# PROBLEM STATEMENT
Scan the material below for the string "Eliminations", and copy every line where it shows up.

-- begin PROVIDED RECORDS --

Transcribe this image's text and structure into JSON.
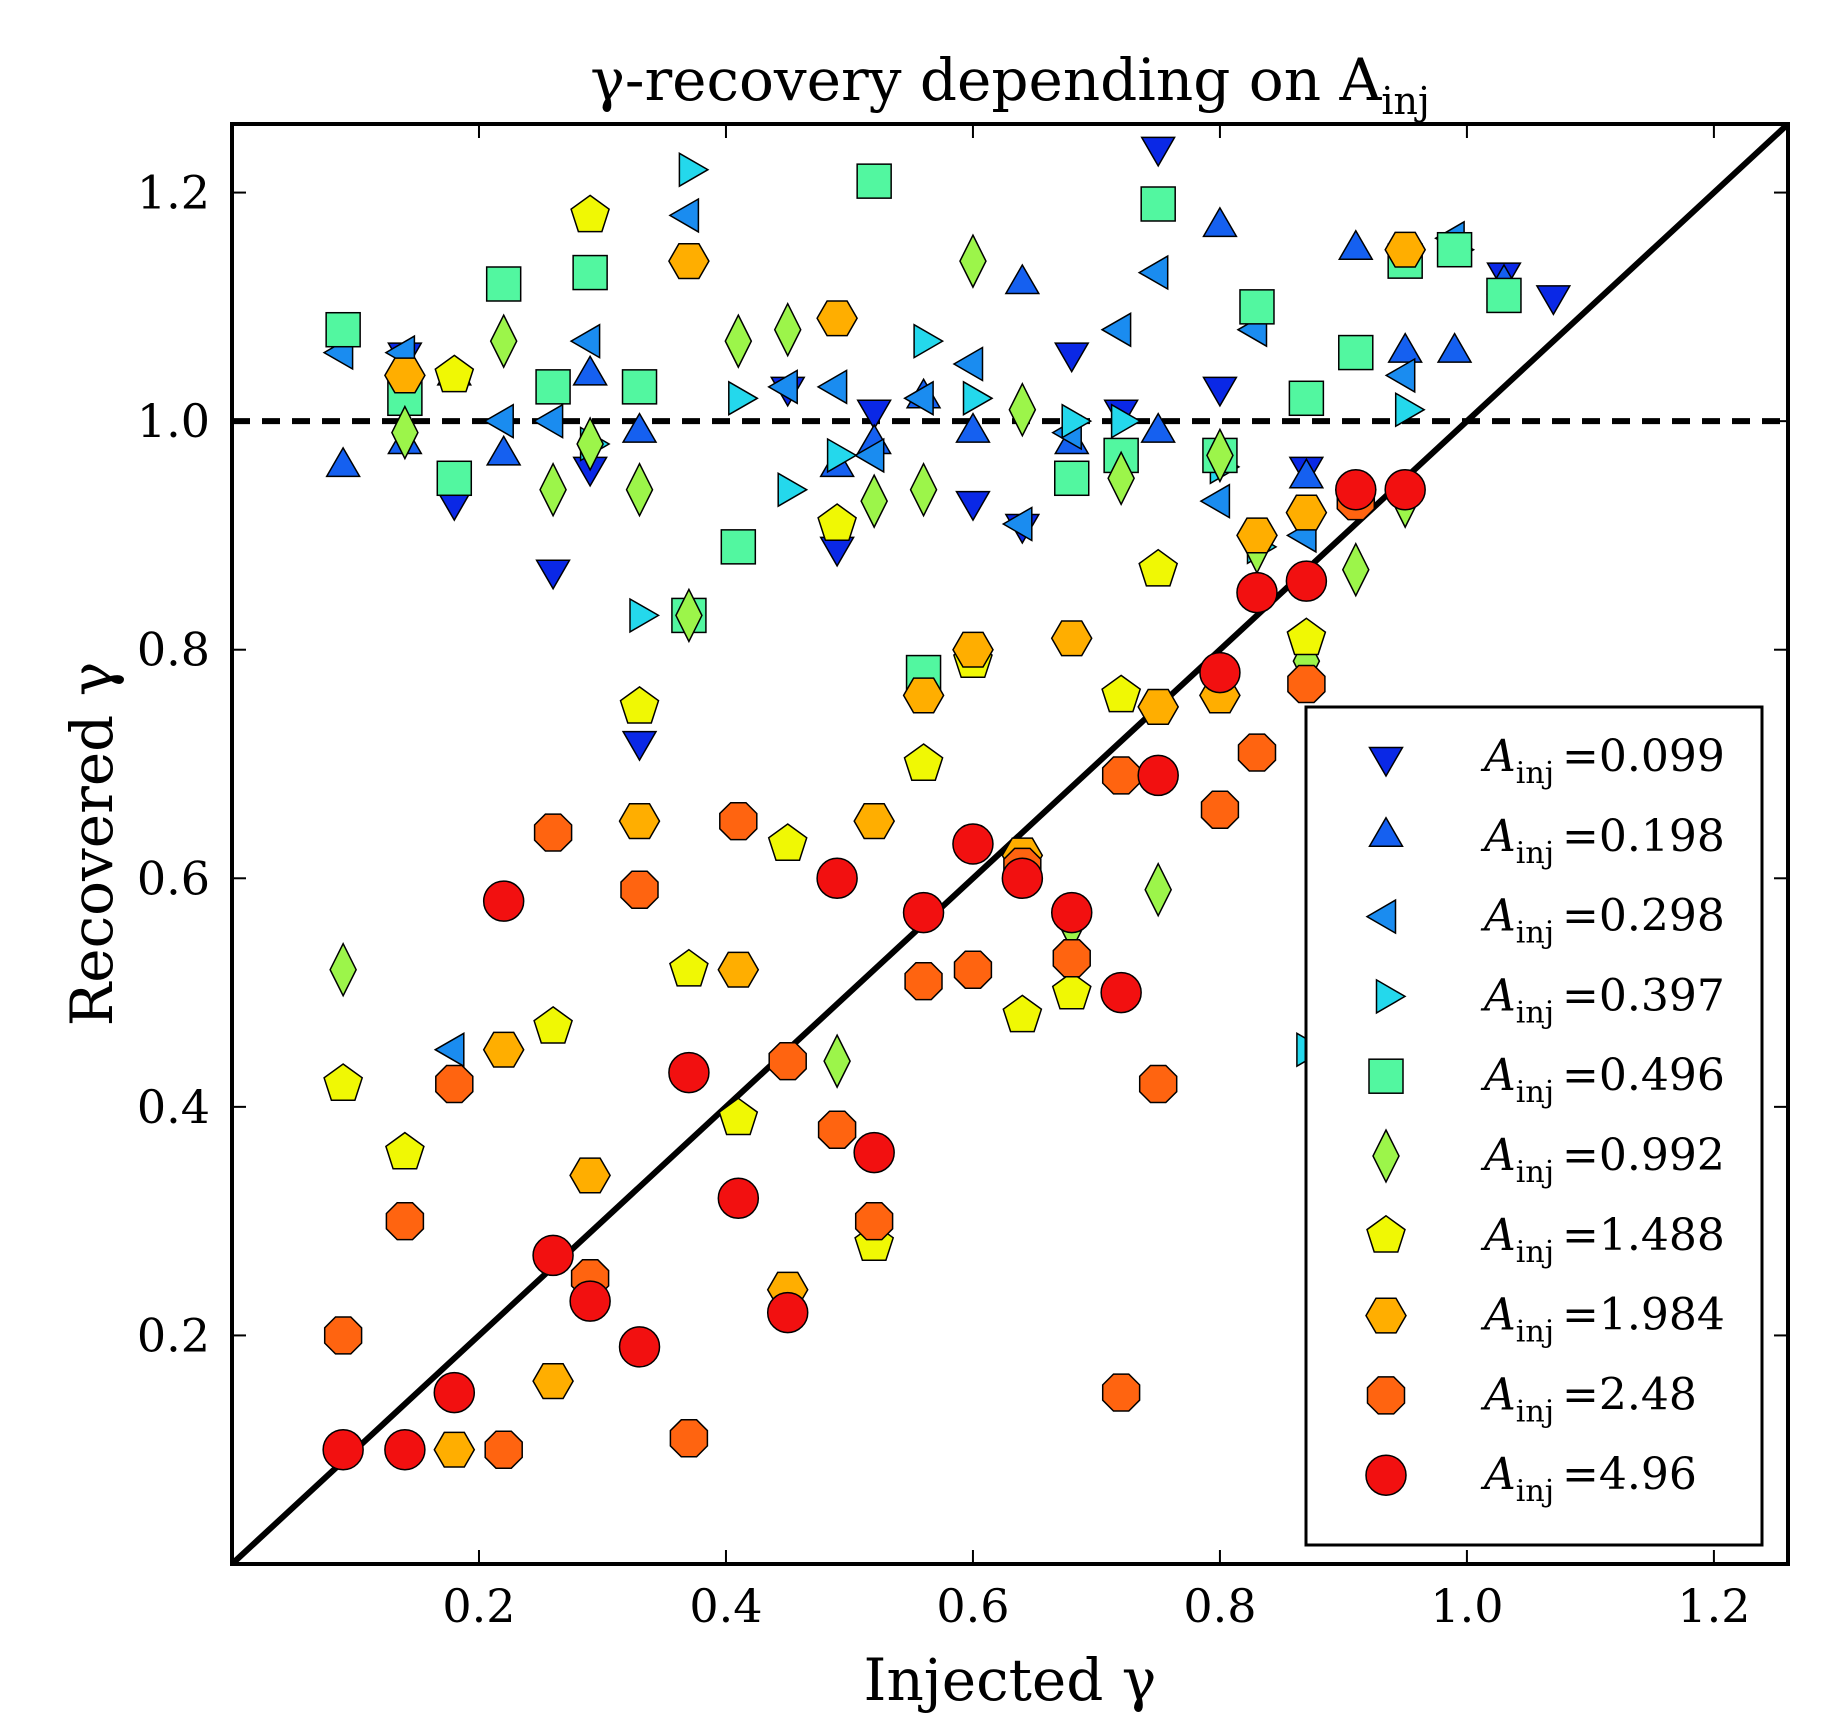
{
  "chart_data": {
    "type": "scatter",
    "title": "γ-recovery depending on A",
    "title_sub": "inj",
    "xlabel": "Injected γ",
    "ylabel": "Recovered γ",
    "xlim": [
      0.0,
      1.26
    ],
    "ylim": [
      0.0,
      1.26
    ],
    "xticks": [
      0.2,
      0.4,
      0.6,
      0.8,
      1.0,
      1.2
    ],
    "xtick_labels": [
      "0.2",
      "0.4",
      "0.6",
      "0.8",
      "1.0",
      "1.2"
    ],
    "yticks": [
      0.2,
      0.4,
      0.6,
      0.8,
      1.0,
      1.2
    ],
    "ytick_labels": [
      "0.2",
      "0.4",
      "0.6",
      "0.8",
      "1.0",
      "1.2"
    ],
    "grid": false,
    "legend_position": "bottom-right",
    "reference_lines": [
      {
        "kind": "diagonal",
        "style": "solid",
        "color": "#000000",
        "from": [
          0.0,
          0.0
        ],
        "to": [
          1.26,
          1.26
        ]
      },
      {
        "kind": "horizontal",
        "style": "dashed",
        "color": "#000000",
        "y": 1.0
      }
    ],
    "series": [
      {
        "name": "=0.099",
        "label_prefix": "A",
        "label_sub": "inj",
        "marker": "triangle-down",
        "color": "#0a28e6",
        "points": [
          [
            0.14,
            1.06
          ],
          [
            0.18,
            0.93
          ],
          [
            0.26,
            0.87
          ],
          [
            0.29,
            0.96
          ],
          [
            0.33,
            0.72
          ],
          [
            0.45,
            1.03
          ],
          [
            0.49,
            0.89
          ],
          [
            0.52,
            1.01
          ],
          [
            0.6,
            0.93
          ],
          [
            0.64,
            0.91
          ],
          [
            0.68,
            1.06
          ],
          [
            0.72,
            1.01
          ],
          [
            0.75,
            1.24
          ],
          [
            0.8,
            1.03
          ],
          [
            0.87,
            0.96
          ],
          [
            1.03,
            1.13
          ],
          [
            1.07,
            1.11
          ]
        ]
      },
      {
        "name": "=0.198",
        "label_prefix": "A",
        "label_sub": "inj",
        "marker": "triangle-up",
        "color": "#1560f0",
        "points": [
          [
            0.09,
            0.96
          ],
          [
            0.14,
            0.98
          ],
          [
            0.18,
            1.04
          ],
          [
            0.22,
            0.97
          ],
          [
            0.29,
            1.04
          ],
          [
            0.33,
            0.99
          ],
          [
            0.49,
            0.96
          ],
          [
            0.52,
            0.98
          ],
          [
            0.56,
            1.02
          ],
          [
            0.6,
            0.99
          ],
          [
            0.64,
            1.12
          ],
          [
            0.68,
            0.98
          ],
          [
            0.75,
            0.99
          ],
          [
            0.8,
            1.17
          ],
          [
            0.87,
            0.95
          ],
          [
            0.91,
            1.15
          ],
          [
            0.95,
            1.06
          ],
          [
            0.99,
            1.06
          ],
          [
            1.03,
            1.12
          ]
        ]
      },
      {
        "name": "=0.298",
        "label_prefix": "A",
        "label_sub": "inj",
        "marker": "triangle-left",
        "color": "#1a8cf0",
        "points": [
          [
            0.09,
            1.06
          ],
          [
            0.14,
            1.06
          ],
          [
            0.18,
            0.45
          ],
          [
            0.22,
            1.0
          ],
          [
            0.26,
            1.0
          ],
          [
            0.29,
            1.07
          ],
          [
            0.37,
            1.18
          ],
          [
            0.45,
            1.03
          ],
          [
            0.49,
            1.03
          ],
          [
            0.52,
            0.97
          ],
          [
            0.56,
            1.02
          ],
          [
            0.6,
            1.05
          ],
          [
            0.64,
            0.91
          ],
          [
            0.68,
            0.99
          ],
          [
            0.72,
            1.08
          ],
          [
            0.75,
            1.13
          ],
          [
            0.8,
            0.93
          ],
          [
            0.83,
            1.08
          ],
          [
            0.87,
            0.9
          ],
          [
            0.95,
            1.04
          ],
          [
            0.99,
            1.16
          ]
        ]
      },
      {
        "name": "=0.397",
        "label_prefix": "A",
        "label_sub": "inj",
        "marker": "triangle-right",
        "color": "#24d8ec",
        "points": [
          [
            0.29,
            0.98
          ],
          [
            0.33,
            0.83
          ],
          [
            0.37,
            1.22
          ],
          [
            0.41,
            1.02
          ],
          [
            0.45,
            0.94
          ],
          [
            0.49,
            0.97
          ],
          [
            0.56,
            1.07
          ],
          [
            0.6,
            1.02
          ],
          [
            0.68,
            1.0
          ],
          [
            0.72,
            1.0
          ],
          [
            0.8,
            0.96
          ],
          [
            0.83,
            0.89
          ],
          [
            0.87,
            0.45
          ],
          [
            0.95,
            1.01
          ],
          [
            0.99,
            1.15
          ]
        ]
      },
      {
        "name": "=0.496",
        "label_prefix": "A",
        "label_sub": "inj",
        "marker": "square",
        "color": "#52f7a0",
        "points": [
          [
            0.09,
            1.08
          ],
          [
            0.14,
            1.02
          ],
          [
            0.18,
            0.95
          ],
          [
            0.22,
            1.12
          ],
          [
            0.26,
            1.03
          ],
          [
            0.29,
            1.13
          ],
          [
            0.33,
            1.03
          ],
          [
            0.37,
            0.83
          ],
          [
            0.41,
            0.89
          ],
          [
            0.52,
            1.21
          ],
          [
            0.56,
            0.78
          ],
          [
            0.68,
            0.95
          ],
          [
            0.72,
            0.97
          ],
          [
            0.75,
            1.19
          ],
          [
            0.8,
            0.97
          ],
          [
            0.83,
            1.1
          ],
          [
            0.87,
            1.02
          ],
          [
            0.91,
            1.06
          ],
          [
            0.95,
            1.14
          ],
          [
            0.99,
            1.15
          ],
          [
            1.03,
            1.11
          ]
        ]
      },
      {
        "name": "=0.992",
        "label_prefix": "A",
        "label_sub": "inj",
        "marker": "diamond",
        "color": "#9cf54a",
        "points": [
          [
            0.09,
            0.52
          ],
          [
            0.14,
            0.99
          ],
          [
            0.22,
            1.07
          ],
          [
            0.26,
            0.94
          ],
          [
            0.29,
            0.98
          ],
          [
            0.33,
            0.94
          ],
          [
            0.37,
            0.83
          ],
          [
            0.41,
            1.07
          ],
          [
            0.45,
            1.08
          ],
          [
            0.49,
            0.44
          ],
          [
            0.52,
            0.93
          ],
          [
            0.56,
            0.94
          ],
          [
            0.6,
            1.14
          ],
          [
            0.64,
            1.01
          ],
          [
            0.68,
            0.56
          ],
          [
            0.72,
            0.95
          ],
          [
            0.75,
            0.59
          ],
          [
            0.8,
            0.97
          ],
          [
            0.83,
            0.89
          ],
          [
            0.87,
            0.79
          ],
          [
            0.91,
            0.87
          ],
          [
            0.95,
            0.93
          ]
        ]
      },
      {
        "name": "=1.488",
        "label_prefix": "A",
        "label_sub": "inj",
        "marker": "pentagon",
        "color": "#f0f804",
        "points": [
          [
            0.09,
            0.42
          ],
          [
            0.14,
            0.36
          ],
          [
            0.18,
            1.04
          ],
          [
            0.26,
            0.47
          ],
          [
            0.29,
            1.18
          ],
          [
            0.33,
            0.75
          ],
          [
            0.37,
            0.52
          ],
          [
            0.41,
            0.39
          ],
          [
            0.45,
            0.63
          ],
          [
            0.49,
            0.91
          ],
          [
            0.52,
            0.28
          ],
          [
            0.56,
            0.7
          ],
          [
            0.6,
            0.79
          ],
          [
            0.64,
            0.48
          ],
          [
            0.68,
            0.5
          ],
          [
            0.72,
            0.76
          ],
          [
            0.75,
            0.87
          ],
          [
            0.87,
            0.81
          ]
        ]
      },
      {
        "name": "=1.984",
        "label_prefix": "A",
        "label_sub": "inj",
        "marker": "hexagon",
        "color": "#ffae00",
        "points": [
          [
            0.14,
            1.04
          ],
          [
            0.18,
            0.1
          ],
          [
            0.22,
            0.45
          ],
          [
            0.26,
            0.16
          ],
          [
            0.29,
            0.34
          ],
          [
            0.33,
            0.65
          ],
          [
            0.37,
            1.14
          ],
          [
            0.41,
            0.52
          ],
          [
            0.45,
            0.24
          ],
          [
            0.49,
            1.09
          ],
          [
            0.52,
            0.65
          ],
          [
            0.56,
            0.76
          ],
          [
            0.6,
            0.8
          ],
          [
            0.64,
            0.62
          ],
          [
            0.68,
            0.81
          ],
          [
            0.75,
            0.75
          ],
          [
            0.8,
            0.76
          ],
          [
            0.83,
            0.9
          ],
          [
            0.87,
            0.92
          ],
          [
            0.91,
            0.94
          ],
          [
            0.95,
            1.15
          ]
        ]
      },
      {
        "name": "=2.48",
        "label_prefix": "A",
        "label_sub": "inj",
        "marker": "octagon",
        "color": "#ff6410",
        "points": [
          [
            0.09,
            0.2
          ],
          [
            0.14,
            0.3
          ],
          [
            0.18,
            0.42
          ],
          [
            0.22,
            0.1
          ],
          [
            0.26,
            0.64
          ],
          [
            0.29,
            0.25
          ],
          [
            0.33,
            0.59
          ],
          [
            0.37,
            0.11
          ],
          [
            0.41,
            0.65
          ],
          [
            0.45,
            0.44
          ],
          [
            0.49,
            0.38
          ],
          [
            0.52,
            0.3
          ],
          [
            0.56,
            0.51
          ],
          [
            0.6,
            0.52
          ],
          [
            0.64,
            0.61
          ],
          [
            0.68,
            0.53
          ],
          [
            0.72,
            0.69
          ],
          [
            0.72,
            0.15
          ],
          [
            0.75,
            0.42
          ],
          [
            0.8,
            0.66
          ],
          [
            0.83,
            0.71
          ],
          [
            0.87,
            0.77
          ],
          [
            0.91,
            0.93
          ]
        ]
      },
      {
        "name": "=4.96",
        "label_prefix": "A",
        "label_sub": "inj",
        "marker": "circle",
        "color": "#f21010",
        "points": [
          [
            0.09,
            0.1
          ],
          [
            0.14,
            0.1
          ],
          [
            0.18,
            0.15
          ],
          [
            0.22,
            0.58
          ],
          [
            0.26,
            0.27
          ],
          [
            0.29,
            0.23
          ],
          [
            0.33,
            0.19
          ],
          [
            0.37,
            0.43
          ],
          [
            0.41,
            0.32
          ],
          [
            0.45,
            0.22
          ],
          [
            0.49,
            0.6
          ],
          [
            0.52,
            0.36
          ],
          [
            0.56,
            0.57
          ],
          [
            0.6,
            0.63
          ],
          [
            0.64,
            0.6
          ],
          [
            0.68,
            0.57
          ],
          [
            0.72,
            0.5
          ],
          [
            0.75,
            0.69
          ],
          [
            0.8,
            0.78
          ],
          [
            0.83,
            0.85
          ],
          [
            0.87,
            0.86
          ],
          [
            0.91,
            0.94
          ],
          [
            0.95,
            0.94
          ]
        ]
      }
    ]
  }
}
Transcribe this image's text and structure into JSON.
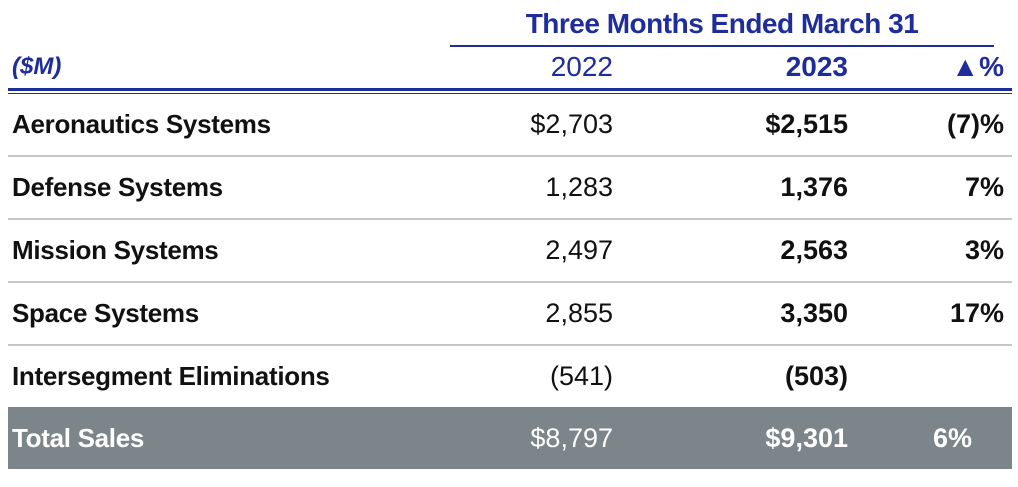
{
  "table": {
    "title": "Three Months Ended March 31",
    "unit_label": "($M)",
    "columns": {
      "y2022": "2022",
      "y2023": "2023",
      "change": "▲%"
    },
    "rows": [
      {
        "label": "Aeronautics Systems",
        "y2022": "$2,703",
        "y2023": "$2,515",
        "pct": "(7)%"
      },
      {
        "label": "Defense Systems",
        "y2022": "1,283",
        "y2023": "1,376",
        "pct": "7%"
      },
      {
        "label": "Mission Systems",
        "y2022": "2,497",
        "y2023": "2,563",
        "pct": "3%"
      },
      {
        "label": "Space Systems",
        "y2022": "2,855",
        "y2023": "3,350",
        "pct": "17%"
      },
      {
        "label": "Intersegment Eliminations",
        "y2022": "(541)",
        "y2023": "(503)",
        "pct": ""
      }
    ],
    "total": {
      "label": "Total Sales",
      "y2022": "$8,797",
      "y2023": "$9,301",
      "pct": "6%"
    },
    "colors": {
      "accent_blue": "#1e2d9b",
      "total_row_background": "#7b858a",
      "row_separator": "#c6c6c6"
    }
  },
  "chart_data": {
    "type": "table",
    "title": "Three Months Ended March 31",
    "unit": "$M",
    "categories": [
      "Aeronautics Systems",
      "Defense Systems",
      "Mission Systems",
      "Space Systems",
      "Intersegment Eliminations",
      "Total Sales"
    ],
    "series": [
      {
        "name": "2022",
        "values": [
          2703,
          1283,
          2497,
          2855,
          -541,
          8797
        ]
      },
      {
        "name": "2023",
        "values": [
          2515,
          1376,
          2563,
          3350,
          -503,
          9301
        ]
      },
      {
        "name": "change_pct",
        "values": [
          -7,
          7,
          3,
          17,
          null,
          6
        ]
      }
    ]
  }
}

-- end PROVIDED RECORDS --

# OUTPUT OF THE TASK
        "label": "Intersegment Eliminations",
      "Intersegment Eliminations",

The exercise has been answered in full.